= Source passage =
**********

Historic cemetery in Massachusetts, United States

The Old Burying Ground is the oldest documented cemetery in Watertown, Massachusetts, United States. Located at the junction of Arlington and Mount Auburn Streets in eastern Watertown, its oldest documented grave site dates to 1665, and it remained in active use into the 20th century. It was the town's first formal cemetery, and remained its only one until 1754, when the Common Street Cemetery was established. The cemetery was listed on the National Register of Historic Places in 2022.

==Description and history==
Watertown's Old Burying Ground occupies 1.24 acre of relatively flat terrain at the southeast corner of Arlington and Mount Auburn Streets. It is a roughly trapezoidal parcel, with fieldstone walls on the street-facing edges, surmounted by metal picket fencing. The cemetery is grassy, with a scattering of trees in the interior and near the perimeters. There is no formal circulation pattern within the walls; foot access is via a gate on Arlington Street. There are estimated to be more than 300 burials.

**********

= Dataset entries =
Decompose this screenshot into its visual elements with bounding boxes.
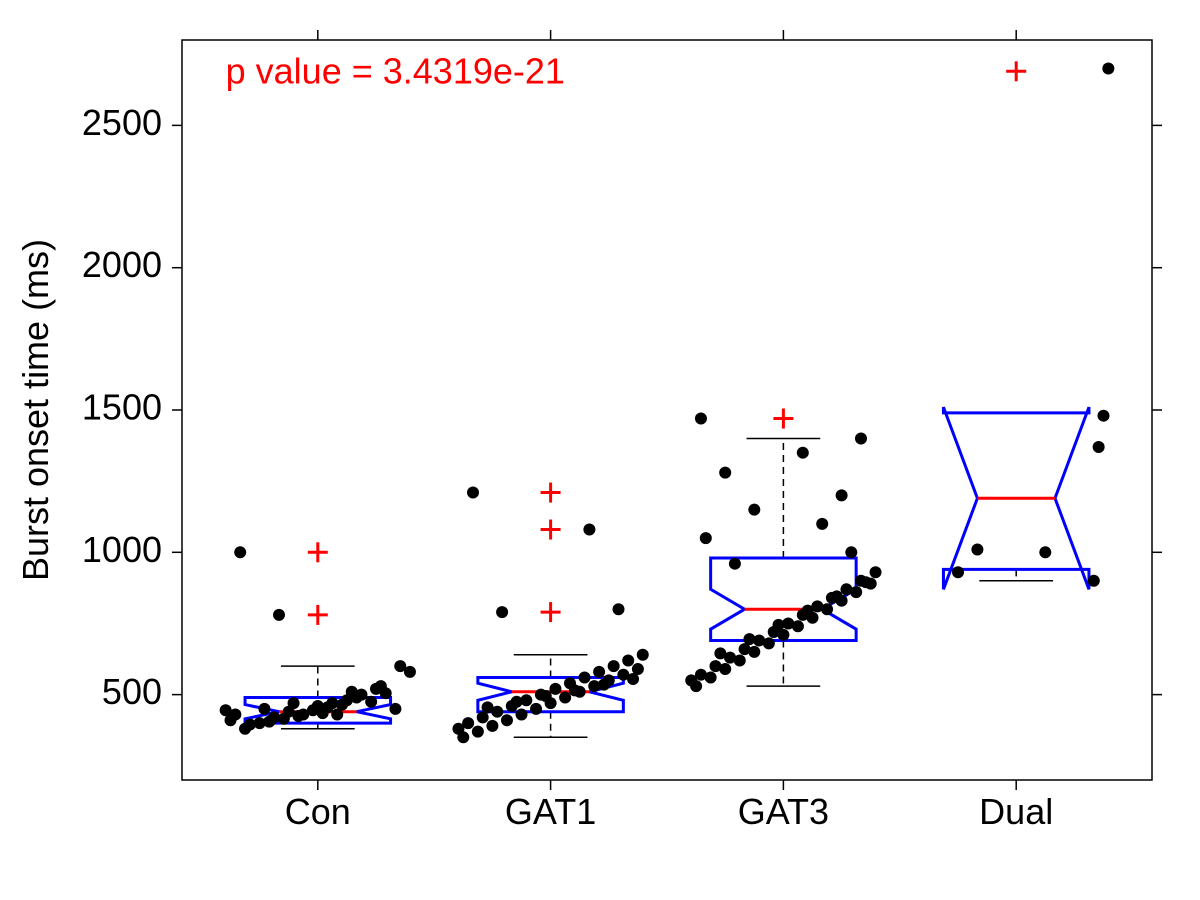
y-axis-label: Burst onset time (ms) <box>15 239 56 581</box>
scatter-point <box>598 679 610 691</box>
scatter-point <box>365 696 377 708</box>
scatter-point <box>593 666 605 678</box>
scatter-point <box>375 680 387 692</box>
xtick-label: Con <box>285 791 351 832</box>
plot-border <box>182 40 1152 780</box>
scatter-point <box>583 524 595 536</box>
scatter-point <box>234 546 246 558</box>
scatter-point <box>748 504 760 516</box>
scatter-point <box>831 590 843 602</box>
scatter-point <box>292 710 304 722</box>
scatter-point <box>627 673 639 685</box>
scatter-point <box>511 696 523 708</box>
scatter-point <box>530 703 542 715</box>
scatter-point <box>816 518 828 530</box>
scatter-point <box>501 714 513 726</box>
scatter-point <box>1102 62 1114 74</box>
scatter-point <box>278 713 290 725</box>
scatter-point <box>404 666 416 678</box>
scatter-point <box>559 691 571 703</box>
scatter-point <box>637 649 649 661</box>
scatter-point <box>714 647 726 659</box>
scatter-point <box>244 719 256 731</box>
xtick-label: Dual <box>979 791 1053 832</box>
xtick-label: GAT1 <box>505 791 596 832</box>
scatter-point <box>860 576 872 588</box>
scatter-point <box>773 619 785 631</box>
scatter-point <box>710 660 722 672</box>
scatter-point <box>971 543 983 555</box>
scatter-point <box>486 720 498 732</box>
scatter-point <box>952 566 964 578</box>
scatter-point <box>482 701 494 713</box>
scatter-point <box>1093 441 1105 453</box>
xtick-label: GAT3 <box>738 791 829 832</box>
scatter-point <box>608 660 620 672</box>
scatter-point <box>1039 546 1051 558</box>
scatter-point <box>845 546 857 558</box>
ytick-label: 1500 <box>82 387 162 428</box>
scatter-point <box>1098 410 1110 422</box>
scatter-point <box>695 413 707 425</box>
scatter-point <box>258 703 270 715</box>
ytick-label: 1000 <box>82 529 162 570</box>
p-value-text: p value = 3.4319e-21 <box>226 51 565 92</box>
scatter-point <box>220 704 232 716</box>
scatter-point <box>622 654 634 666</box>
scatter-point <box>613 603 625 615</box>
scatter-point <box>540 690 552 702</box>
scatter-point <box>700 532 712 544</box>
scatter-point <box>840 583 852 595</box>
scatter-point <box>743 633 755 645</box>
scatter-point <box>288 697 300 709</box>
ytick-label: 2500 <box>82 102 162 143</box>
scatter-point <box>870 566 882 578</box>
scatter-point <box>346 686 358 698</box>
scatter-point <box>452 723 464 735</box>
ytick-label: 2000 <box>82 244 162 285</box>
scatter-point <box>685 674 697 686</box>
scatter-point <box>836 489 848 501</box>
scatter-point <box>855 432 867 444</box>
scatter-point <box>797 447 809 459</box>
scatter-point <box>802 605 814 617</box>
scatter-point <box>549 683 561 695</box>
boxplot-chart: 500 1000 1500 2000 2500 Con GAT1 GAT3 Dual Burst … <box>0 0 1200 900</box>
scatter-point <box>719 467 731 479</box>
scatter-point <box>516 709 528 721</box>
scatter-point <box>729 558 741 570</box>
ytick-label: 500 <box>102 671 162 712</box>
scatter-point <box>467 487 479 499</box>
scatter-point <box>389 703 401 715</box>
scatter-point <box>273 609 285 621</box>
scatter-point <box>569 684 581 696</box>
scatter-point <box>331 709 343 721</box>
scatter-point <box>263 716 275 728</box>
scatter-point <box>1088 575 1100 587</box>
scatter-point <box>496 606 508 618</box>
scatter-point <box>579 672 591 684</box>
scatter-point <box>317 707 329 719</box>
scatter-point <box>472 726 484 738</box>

**********

= Stated goal A =
List every specific year given in the passage on the Old Burying Ground.
= Stated goal B =
According to the passage on the Old Burying Ground, why did it stop being Watertown's only cemetery in 1754?
= Stated goal C =
How much land does the Old Burying Ground occupy, according to the passage?

= Full output A =
1665, 1754, 2022

= Full output B =
In 1754 the Common Street Cemetery was established, so the Old Burying Ground was no longer the town's only cemetery.

= Full output C =
It occupies 1.24 acre.